──────── Material shown

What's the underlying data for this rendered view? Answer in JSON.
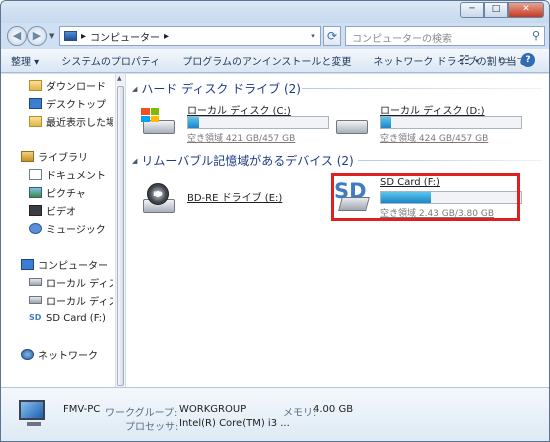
{
  "window": {
    "min": "─",
    "max": "□",
    "close": "✕"
  },
  "nav": {
    "back": "◀",
    "forward": "▶",
    "dropdown": "▼"
  },
  "address": {
    "segments": [
      "コンピューター"
    ],
    "sep": "▸",
    "dropdown": "▾"
  },
  "search": {
    "placeholder": "コンピューターの検索",
    "icon": "search-icon"
  },
  "commands": [
    "整理 ▾",
    "システムのプロパティ",
    "プログラムのアンインストールと変更",
    "ネットワーク ドライブの割り当て",
    "»"
  ],
  "toolbar": {
    "view": "☷",
    "view_dd": "▾",
    "pane": "▭",
    "help": "?"
  },
  "sidebar": {
    "favorites": [
      "ダウンロード",
      "デスクトップ",
      "最近表示した場所"
    ],
    "libraries": {
      "title": "ライブラリ",
      "items": [
        "ドキュメント",
        "ピクチャ",
        "ビデオ",
        "ミュージック"
      ]
    },
    "computer": {
      "title": "コンピューター",
      "items": [
        "ローカル ディスク (C:)",
        "ローカル ディスク (D:)",
        "SD Card (F:)"
      ]
    },
    "network": "ネットワーク"
  },
  "groups": {
    "hdd": {
      "title": "ハード ディスク ドライブ (2)",
      "toggle": "◢"
    },
    "removable": {
      "title": "リムーバブル記憶域があるデバイス (2)",
      "toggle": "◢"
    }
  },
  "drives": {
    "c": {
      "name": "ローカル ディスク (C:)",
      "free": "空き領域 421 GB/457 GB",
      "used_fraction": 0.08
    },
    "d": {
      "name": "ローカル ディスク (D:)",
      "free": "空き領域 424 GB/457 GB",
      "used_fraction": 0.07
    },
    "e": {
      "name": "BD-RE ドライブ (E:)",
      "icon_text": "BD"
    },
    "f": {
      "name": "SD Card (F:)",
      "free": "空き領域 2.43 GB/3.80 GB",
      "used_fraction": 0.36,
      "icon_text": "SD"
    }
  },
  "details": {
    "name": "FMV-PC",
    "workgroup_label": "ワークグループ:",
    "workgroup": "WORKGROUP",
    "memory_label": "メモリ:",
    "memory": "4.00 GB",
    "cpu_label": "プロセッサ:",
    "cpu": "Intel(R) Core(TM) i3 ..."
  },
  "colors": {
    "highlight": "#e02020",
    "bar": "#1a86c9",
    "group_title": "#1e3a8a"
  }
}
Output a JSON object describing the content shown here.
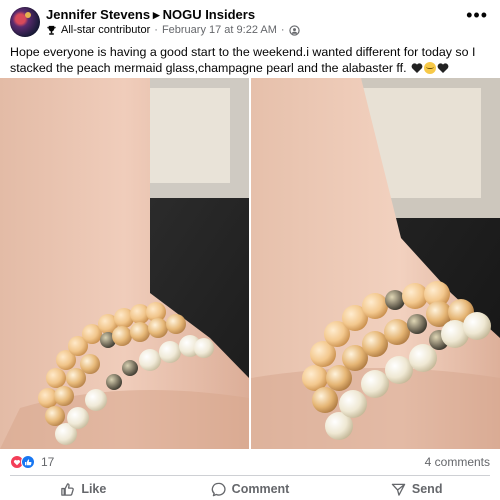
{
  "post": {
    "author": "Jennifer Stevens",
    "group": "NOGU Insiders",
    "badge": "All-star contributor",
    "date": "February 17 at 9:22 AM",
    "separator": "·",
    "caption": "Hope everyone is having a good start to the weekend.i wanted different for today so I stacked the peach mermaid glass,champagne pearl and the alabaster ff."
  },
  "engagement": {
    "reaction_count": "17",
    "comments": "4 comments"
  },
  "actions": {
    "like": "Like",
    "comment": "Comment",
    "send": "Send"
  },
  "colors": {
    "secondary_text": "#65676b",
    "like_blue": "#1877f2",
    "love_red": "#f33e58"
  }
}
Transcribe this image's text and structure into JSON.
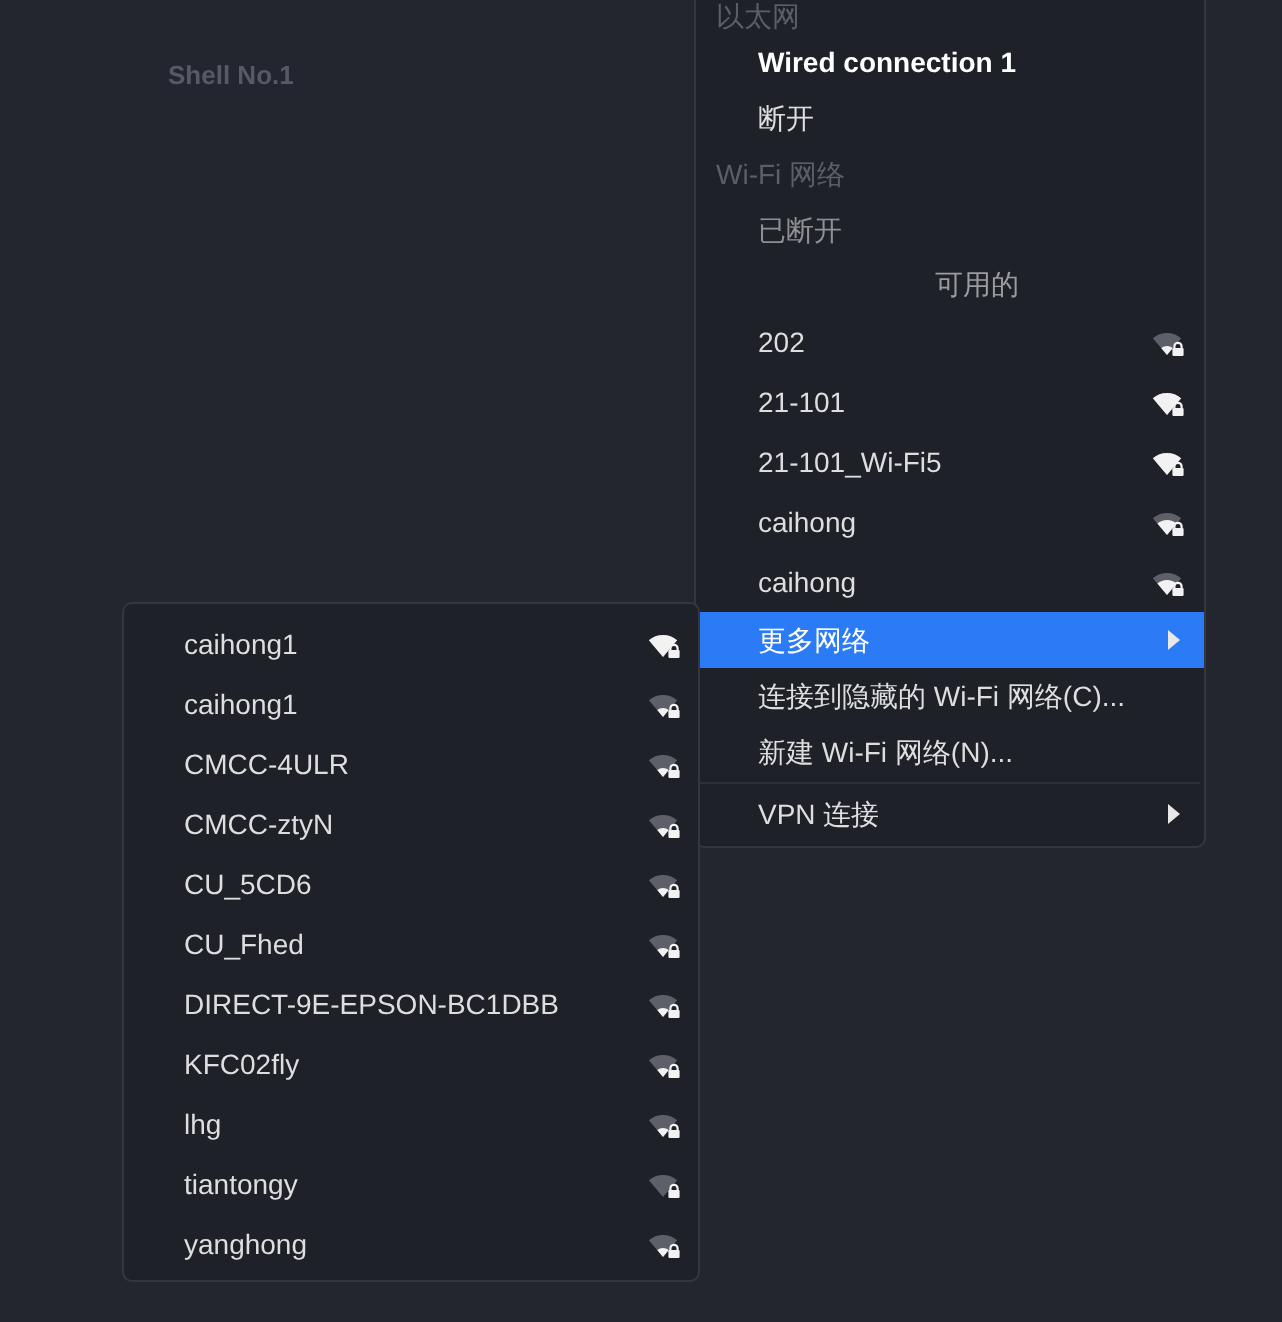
{
  "desktop": {
    "label": "Shell No.1"
  },
  "menu": {
    "items": [
      {
        "kind": "header",
        "label": "以太网"
      },
      {
        "kind": "item",
        "label": "Wired connection 1",
        "active": true,
        "disabled": false,
        "selected": false
      },
      {
        "kind": "item",
        "label": "断开",
        "active": false,
        "disabled": false,
        "selected": false
      },
      {
        "kind": "header",
        "label": "Wi-Fi 网络"
      },
      {
        "kind": "item",
        "label": "已断开",
        "active": false,
        "disabled": true,
        "selected": false
      },
      {
        "kind": "section",
        "label": "可用的"
      },
      {
        "kind": "network",
        "label": "202",
        "icon": {
          "kind": "low"
        },
        "selected": false
      },
      {
        "kind": "network",
        "label": "21-101",
        "icon": {
          "kind": "full"
        },
        "selected": false
      },
      {
        "kind": "network",
        "label": "21-101_Wi-Fi5",
        "icon": {
          "kind": "full"
        },
        "selected": false
      },
      {
        "kind": "network",
        "label": "caihong",
        "icon": {
          "kind": "high"
        },
        "selected": false
      },
      {
        "kind": "network",
        "label": "caihong",
        "icon": {
          "kind": "high"
        },
        "selected": false
      },
      {
        "kind": "submenu",
        "label": "更多网络",
        "selected": true
      },
      {
        "kind": "item",
        "label": "连接到隐藏的 Wi-Fi 网络(C)...",
        "active": false,
        "disabled": false,
        "selected": false
      },
      {
        "kind": "item",
        "label": "新建 Wi-Fi 网络(N)...",
        "active": false,
        "disabled": false,
        "selected": false
      },
      {
        "kind": "separator"
      },
      {
        "kind": "submenu",
        "label": "VPN 连接",
        "selected": false
      }
    ]
  },
  "submenu": {
    "networks": [
      {
        "label": "caihong1",
        "icon": {
          "kind": "full"
        },
        "selected": false
      },
      {
        "label": "caihong1",
        "icon": {
          "kind": "low"
        },
        "selected": false
      },
      {
        "label": "CMCC-4ULR",
        "icon": {
          "kind": "low"
        },
        "selected": false
      },
      {
        "label": "CMCC-ztyN",
        "icon": {
          "kind": "low"
        },
        "selected": false
      },
      {
        "label": "CU_5CD6",
        "icon": {
          "kind": "low"
        },
        "selected": false
      },
      {
        "label": "CU_Fhed",
        "icon": {
          "kind": "low"
        },
        "selected": false
      },
      {
        "label": "DIRECT-9E-EPSON-BC1DBB",
        "icon": {
          "kind": "low"
        },
        "selected": false
      },
      {
        "label": "KFC02fly",
        "icon": {
          "kind": "low"
        },
        "selected": false
      },
      {
        "label": "lhg",
        "icon": {
          "kind": "low"
        },
        "selected": false
      },
      {
        "label": "tiantongy",
        "icon": {
          "kind": "none"
        },
        "selected": false
      },
      {
        "label": "yanghong",
        "icon": {
          "kind": "low"
        },
        "selected": false
      }
    ]
  }
}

────────────────

What to produce » Copy out all the data exactly; skip the pictures.

Answer to the task »
What's the underlying data for this rendered view? Answer in JSON.
{
  "window": {
    "min": "─",
    "max": "□",
    "close": "✕"
  },
  "nav": {
    "back": "◀",
    "forward": "▶",
    "dropdown": "▼"
  },
  "address": {
    "segments": [
      "コンピューター"
    ],
    "sep": "▸",
    "dropdown": "▾"
  },
  "search": {
    "placeholder": "コンピューターの検索",
    "icon": "search-icon"
  },
  "commands": [
    "整理 ▾",
    "システムのプロパティ",
    "プログラムのアンインストールと変更",
    "ネットワーク ドライブの割り当て",
    "»"
  ],
  "toolbar": {
    "view": "☷",
    "view_dd": "▾",
    "pane": "▭",
    "help": "?"
  },
  "sidebar": {
    "favorites": [
      "ダウンロード",
      "デスクトップ",
      "最近表示した場所"
    ],
    "libraries": {
      "title": "ライブラリ",
      "items": [
        "ドキュメント",
        "ピクチャ",
        "ビデオ",
        "ミュージック"
      ]
    },
    "computer": {
      "title": "コンピューター",
      "items": [
        "ローカル ディスク (C:)",
        "ローカル ディスク (D:)",
        "SD Card (F:)"
      ]
    },
    "network": "ネットワーク"
  },
  "groups": {
    "hdd": {
      "title": "ハード ディスク ドライブ (2)",
      "toggle": "◢"
    },
    "removable": {
      "title": "リムーバブル記憶域があるデバイス (2)",
      "toggle": "◢"
    }
  },
  "drives": {
    "c": {
      "name": "ローカル ディスク (C:)",
      "free": "空き領域 421 GB/457 GB",
      "used_fraction": 0.08
    },
    "d": {
      "name": "ローカル ディスク (D:)",
      "free": "空き領域 424 GB/457 GB",
      "used_fraction": 0.07
    },
    "e": {
      "name": "BD-RE ドライブ (E:)",
      "icon_text": "BD"
    },
    "f": {
      "name": "SD Card (F:)",
      "free": "空き領域 2.43 GB/3.80 GB",
      "used_fraction": 0.36,
      "icon_text": "SD"
    }
  },
  "details": {
    "name": "FMV-PC",
    "workgroup_label": "ワークグループ:",
    "workgroup": "WORKGROUP",
    "memory_label": "メモリ:",
    "memory": "4.00 GB",
    "cpu_label": "プロセッサ:",
    "cpu": "Intel(R) Core(TM) i3 ..."
  },
  "colors": {
    "highlight": "#e02020",
    "bar": "#1a86c9",
    "group_title": "#1e3a8a"
  }
}
Output a JSON object describing the content shown here.
{
  "post": {
    "author": "Jennifer Stevens",
    "group": "NOGU Insiders",
    "badge": "All-star contributor",
    "date": "February 17 at 9:22 AM",
    "separator": "·",
    "caption": "Hope everyone is having a good start to the weekend.i wanted different for today so I stacked the peach mermaid glass,champagne pearl and the alabaster ff."
  },
  "engagement": {
    "reaction_count": "17",
    "comments": "4 comments"
  },
  "actions": {
    "like": "Like",
    "comment": "Comment",
    "send": "Send"
  },
  "colors": {
    "secondary_text": "#65676b",
    "like_blue": "#1877f2",
    "love_red": "#f33e58"
  }
}
Transcribe this image's text and structure into JSON.
{
  "desktop": {
    "label": "Shell No.1"
  },
  "menu": {
    "items": [
      {
        "kind": "header",
        "label": "以太网"
      },
      {
        "kind": "item",
        "label": "Wired connection 1",
        "active": true,
        "disabled": false,
        "selected": false
      },
      {
        "kind": "item",
        "label": "断开",
        "active": false,
        "disabled": false,
        "selected": false
      },
      {
        "kind": "header",
        "label": "Wi-Fi 网络"
      },
      {
        "kind": "item",
        "label": "已断开",
        "active": false,
        "disabled": true,
        "selected": false
      },
      {
        "kind": "section",
        "label": "可用的"
      },
      {
        "kind": "network",
        "label": "202",
        "icon": {
          "kind": "low"
        },
        "selected": false
      },
      {
        "kind": "network",
        "label": "21-101",
        "icon": {
          "kind": "full"
        },
        "selected": false
      },
      {
        "kind": "network",
        "label": "21-101_Wi-Fi5",
        "icon": {
          "kind": "full"
        },
        "selected": false
      },
      {
        "kind": "network",
        "label": "caihong",
        "icon": {
          "kind": "high"
        },
        "selected": false
      },
      {
        "kind": "network",
        "label": "caihong",
        "icon": {
          "kind": "high"
        },
        "selected": false
      },
      {
        "kind": "submenu",
        "label": "更多网络",
        "selected": true
      },
      {
        "kind": "item",
        "label": "连接到隐藏的 Wi-Fi 网络(C)...",
        "active": false,
        "disabled": false,
        "selected": false
      },
      {
        "kind": "item",
        "label": "新建 Wi-Fi 网络(N)...",
        "active": false,
        "disabled": false,
        "selected": false
      },
      {
        "kind": "separator"
      },
      {
        "kind": "submenu",
        "label": "VPN 连接",
        "selected": false
      }
    ]
  },
  "submenu": {
    "networks": [
      {
        "label": "caihong1",
        "icon": {
          "kind": "full"
        },
        "selected": false
      },
      {
        "label": "caihong1",
        "icon": {
          "kind": "low"
        },
        "selected": false
      },
      {
        "label": "CMCC-4ULR",
        "icon": {
          "kind": "low"
        },
        "selected": false
      },
      {
        "label": "CMCC-ztyN",
        "icon": {
          "kind": "low"
        },
        "selected": false
      },
      {
        "label": "CU_5CD6",
        "icon": {
          "kind": "low"
        },
        "selected": false
      },
      {
        "label": "CU_Fhed",
        "icon": {
          "kind": "low"
        },
        "selected": false
      },
      {
        "label": "DIRECT-9E-EPSON-BC1DBB",
        "icon": {
          "kind": "low"
        },
        "selected": false
      },
      {
        "label": "KFC02fly",
        "icon": {
          "kind": "low"
        },
        "selected": false
      },
      {
        "label": "lhg",
        "icon": {
          "kind": "low"
        },
        "selected": false
      },
      {
        "label": "tiantongy",
        "icon": {
          "kind": "none"
        },
        "selected": false
      },
      {
        "label": "yanghong",
        "icon": {
          "kind": "low"
        },
        "selected": false
      }
    ]
  }
}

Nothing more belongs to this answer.